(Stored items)
-------------------------

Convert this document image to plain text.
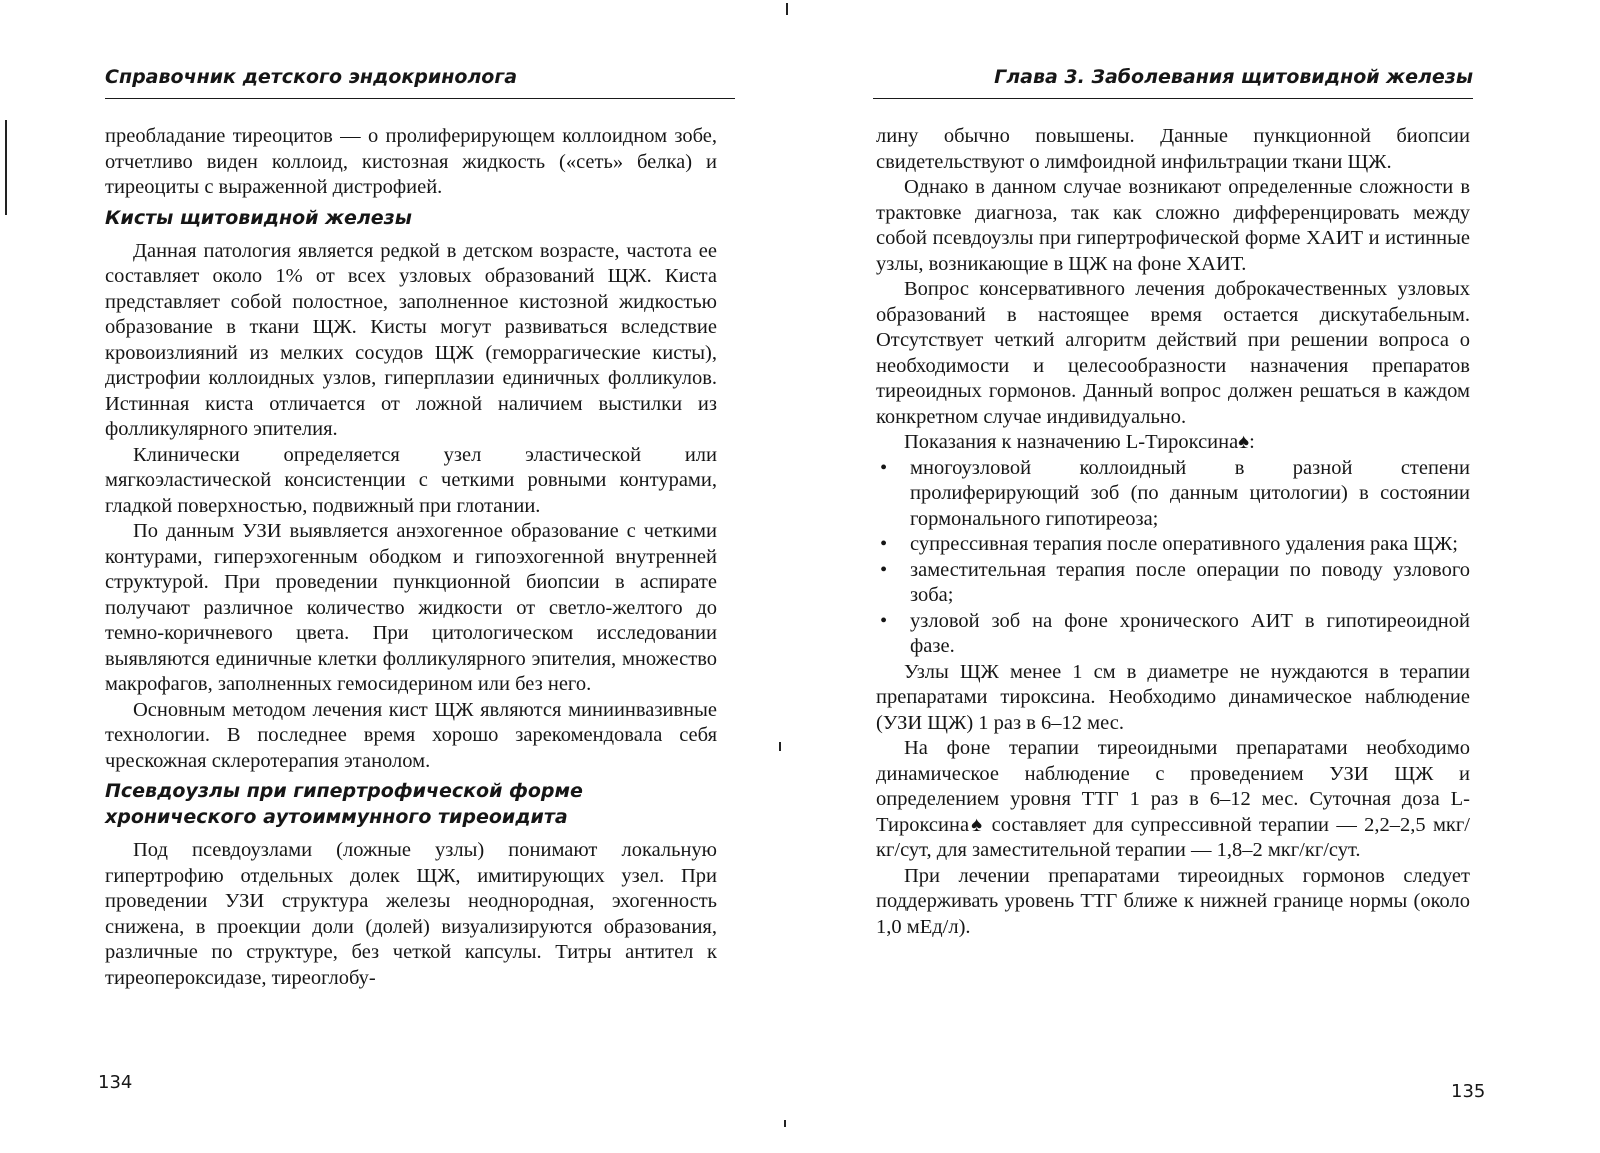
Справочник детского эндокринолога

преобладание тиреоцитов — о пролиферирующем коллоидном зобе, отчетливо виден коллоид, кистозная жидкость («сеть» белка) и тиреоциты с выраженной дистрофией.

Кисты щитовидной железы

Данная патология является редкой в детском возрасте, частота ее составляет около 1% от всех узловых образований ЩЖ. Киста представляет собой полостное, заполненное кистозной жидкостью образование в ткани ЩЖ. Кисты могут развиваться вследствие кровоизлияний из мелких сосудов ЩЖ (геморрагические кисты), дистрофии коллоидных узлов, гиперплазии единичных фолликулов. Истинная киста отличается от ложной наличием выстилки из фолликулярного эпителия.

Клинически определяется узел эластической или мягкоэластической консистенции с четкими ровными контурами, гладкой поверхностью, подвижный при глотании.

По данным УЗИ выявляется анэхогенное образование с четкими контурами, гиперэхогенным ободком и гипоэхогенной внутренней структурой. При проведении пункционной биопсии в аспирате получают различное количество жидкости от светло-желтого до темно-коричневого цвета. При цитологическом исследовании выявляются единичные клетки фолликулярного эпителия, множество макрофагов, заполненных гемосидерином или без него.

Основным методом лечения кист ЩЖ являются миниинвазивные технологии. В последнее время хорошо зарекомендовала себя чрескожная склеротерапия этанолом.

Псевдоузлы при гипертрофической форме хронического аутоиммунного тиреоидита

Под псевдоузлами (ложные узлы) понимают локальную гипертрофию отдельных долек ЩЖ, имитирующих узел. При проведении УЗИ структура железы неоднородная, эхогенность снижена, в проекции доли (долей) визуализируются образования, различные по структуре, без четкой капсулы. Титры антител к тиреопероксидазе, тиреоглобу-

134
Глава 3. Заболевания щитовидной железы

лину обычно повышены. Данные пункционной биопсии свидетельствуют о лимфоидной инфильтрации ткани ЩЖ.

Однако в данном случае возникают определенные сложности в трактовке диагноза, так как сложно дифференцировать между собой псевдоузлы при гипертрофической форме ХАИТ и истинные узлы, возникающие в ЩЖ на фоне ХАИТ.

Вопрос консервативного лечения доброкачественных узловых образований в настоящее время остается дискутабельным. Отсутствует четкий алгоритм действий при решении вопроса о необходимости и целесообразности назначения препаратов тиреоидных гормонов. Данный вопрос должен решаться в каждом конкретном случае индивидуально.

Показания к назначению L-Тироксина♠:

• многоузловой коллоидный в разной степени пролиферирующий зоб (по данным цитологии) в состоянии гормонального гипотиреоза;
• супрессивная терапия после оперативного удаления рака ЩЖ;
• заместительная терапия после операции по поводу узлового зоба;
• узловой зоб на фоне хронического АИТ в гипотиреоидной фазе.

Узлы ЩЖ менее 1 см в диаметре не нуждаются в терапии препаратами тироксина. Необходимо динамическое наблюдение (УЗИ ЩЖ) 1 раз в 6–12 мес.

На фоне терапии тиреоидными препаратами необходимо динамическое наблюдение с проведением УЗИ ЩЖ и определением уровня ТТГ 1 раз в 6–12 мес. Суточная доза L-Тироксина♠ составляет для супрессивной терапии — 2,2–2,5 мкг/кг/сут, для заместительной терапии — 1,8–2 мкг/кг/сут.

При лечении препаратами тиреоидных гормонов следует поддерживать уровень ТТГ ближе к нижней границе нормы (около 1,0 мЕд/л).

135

-------------------------

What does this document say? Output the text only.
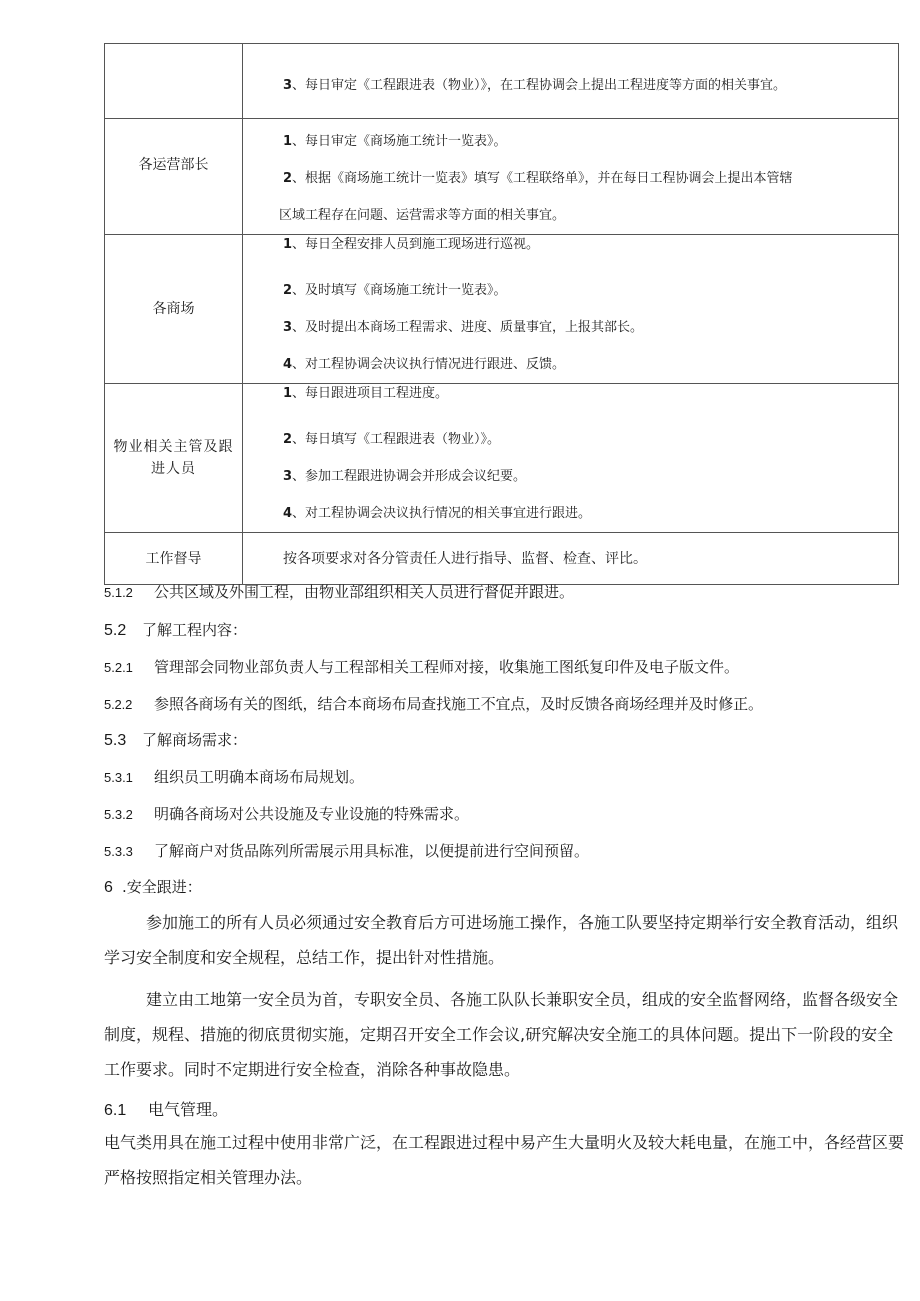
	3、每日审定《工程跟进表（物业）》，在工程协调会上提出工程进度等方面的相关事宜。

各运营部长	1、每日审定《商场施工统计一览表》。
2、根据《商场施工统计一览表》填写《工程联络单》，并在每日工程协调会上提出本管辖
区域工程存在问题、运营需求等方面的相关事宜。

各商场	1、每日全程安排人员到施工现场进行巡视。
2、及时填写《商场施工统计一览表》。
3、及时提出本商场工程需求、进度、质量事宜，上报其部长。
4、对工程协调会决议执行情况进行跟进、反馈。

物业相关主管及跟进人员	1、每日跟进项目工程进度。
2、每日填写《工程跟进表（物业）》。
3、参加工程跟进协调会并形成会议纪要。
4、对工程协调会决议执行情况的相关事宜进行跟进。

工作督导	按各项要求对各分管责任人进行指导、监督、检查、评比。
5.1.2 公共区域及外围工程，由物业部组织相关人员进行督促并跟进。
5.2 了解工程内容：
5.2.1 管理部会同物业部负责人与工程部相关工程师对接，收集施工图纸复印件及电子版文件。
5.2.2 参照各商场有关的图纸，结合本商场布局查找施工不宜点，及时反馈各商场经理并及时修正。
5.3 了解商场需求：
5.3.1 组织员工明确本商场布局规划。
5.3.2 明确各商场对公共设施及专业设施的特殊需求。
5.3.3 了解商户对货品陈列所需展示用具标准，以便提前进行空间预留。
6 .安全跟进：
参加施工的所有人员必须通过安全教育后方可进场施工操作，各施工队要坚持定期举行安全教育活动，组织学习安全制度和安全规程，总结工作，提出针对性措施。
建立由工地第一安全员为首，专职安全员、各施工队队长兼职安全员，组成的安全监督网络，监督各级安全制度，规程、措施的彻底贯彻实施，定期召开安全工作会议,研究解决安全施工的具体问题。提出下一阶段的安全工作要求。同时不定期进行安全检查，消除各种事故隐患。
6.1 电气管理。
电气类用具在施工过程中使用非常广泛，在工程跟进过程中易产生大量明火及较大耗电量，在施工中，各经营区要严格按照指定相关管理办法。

-------------------------

*THE PROBLEM*:
Look through the records and gather every line containing "железы".

*EXERCISE SOLUTION*:
Кисты щитовидной железы
Под псевдоузлами (ложные узлы) понимают локальную гипертрофию отдельных долек ЩЖ, имитирующих узел. При проведении УЗИ структура железы неоднородная, эхогенность снижена, в проекции доли (долей) визуализируются образования, различные по структуре, без четкой капсулы. Титры антител к тиреопероксидазе, тиреоглобу-
Глава 3. Заболевания щитовидной железы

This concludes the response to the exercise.